# Passage to read:
***

The final statement perfunctorily devoted a few paragraphs to the "no action" alternative. (Pl. Ex. 2, at 8-32.) Apparently, the Department and the BLM believed this to be sufficient to fulfill their regulatory obligations which specifically require the consideration of the "no action" alternative.20 It appears, however, that the Department's treatment of this alternative is sufficient neither under the statute nor under the regulations.

Defendants' position in support of the program, i.e., that because federal coal production is rapidly increasing more federal coal must be leased, is countered by the plaintiffs' response that the argument ignores the magnitude of the amount of coal currently under lease. Plaintiffs cite the BLM coal reserve statistics which reveal that approximately 26 billion tons of potentially recoverable federal coal are presently under lease. (Pl. Ex. 2, at 1-84.) At the estimated 1985 rate of federal coal production (320 million tons per annum) plaintiffs state that these outstanding leases would provide enough coal for the next 121 years.21 (Id. at 1-84, Table 1-28.)

As is noted previously, coal mined on federal lands constitutes only 3 percent of all coal mined in the United States. Even with a significant increase in production, the BLM figures reveal that the amount of federal coal currently under lease could satisfy such a demand for many decades. Therefore, an anticipated 18-month delay in the issuance of major new leases, caused by the issuance of the injunction sought by plaintiffs, (Turcott Aff. P17), would in our judgment have no significant effect upon the availability of coal in the United States.

In light of these statistics, the threshold question as to whether the proposed policy is even necessary should have been addressed and considered in depth. The cursory treatment of the "no action" alternative provided in the final EIS does not satisfy the statutory mandate of § 102(2)(C) of NEPA. See Calvert Cliffs', supra, at 1114. The Department did not take a "hard look" at this policy option during its decision-making process. The Department must therefore also consider the "no action" alternative in a supplemental draft statement to be issued consistent with the Order attached hereto.

While we have focused specifically upon two deficiencies, our criticism is not confined to those areas. Numerous other aspects of the final EIS were the topic of agency and public criticism. These areas, such as lack of administrative alternatives to the program and the failure to relate the new program to coal already under lease, shall also be reconsidered by the Department in the supplemental draft statement.

***

# Raw data:
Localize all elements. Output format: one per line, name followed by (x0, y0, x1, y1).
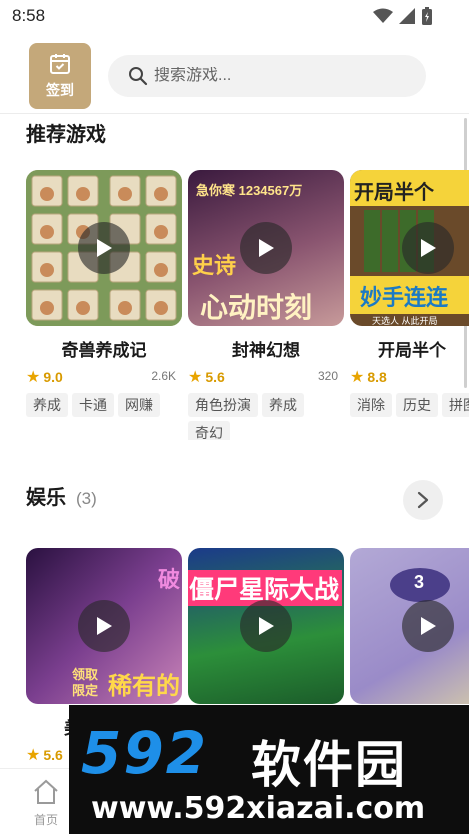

***

# What to work on:
Rewrite the federal coal leasing passage from "Defendants' position in" to "1-84, Table 1-28.)", substituting "public coal" for "federal coal".

# Result below:
Defendants' position in support of the program, i.e., that because public coal production is rapidly increasing more public coal must be leased, is countered by the plaintiffs' response that the argument ignores the magnitude of the amount of coal currently under lease. Plaintiffs cite the BLM coal reserve statistics which reveal that approximately 26 billion tons of potentially recoverable public coal are presently under lease. (Pl. Ex. 2, at 1-84.) At the estimated 1985 rate of public coal production (320 million tons per annum) plaintiffs state that these outstanding leases would provide enough coal for the next 121 years.21 (Id. at 1-84, Table 1-28.)